▶ **EXERCISE TASK**
Output the records. Match them exactly.

####################

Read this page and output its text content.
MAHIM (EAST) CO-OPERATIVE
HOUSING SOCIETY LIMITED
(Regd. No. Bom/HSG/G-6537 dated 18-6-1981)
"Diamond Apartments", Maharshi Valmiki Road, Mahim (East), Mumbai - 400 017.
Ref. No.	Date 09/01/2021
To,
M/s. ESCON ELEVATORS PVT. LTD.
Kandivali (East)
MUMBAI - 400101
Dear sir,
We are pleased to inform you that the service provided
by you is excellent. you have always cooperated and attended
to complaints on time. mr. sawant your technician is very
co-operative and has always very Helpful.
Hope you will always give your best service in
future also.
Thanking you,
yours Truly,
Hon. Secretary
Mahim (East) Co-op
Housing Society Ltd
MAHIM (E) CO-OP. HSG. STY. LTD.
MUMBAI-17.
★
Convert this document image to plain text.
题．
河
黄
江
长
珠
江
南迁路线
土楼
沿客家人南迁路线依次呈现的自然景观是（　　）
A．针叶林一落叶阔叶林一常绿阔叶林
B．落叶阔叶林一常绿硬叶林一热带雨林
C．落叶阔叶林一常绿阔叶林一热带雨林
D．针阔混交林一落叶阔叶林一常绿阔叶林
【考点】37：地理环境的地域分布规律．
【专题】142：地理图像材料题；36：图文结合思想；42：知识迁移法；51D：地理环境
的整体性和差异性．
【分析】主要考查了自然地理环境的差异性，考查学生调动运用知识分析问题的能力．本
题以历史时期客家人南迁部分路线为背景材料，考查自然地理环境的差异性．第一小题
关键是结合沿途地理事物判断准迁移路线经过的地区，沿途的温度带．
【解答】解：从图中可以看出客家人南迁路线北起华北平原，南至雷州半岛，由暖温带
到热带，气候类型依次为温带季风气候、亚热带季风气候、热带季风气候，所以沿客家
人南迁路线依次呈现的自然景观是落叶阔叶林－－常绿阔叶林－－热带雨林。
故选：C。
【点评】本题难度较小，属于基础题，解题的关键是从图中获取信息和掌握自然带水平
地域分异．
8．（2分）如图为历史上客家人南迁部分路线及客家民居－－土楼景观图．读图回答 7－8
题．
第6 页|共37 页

####################

▶ **TASK SOLUTION**
Read this page and output its text content.
MAHIM (EAST) CO-OPERATIVE
HOUSING SOCIETY LIMITED
(Regd. No. Bom/HSG/G-6537 dated 18-6-1981)
"Diamond Apartments", Maharshi Valmiki Road, Mahim (East), Mumbai - 400 017.
Ref. No.	Date 09/01/2021
To,
M/s. ESCON ELEVATORS PVT. LTD.
Kandivali (East)
MUMBAI - 400101
Dear sir,
We are pleased to inform you that the service provided
by you is excellent. you have always cooperated and attended
to complaints on time. mr. sawant your technician is very
co-operative and has always very Helpful.
Hope you will always give your best service in
future also.
Thanking you,
yours Truly,
Hon. Secretary
Mahim (East) Co-op
Housing Society Ltd
MAHIM (E) CO-OP. HSG. STY. LTD.
MUMBAI-17.
★
Convert this document image to plain text.
题．
河
黄
江
长
珠
江
南迁路线
土楼
沿客家人南迁路线依次呈现的自然景观是（　　）
A．针叶林一落叶阔叶林一常绿阔叶林
B．落叶阔叶林一常绿硬叶林一热带雨林
C．落叶阔叶林一常绿阔叶林一热带雨林
D．针阔混交林一落叶阔叶林一常绿阔叶林
【考点】37：地理环境的地域分布规律．
【专题】142：地理图像材料题；36：图文结合思想；42：知识迁移法；51D：地理环境
的整体性和差异性．
【分析】主要考查了自然地理环境的差异性，考查学生调动运用知识分析问题的能力．本
题以历史时期客家人南迁部分路线为背景材料，考查自然地理环境的差异性．第一小题
关键是结合沿途地理事物判断准迁移路线经过的地区，沿途的温度带．
【解答】解：从图中可以看出客家人南迁路线北起华北平原，南至雷州半岛，由暖温带
到热带，气候类型依次为温带季风气候、亚热带季风气候、热带季风气候，所以沿客家
人南迁路线依次呈现的自然景观是落叶阔叶林－－常绿阔叶林－－热带雨林。
故选：C。
【点评】本题难度较小，属于基础题，解题的关键是从图中获取信息和掌握自然带水平
地域分异．
8．（2分）如图为历史上客家人南迁部分路线及客家民居－－土楼景观图．读图回答 7－8
题．
第6 页|共37 页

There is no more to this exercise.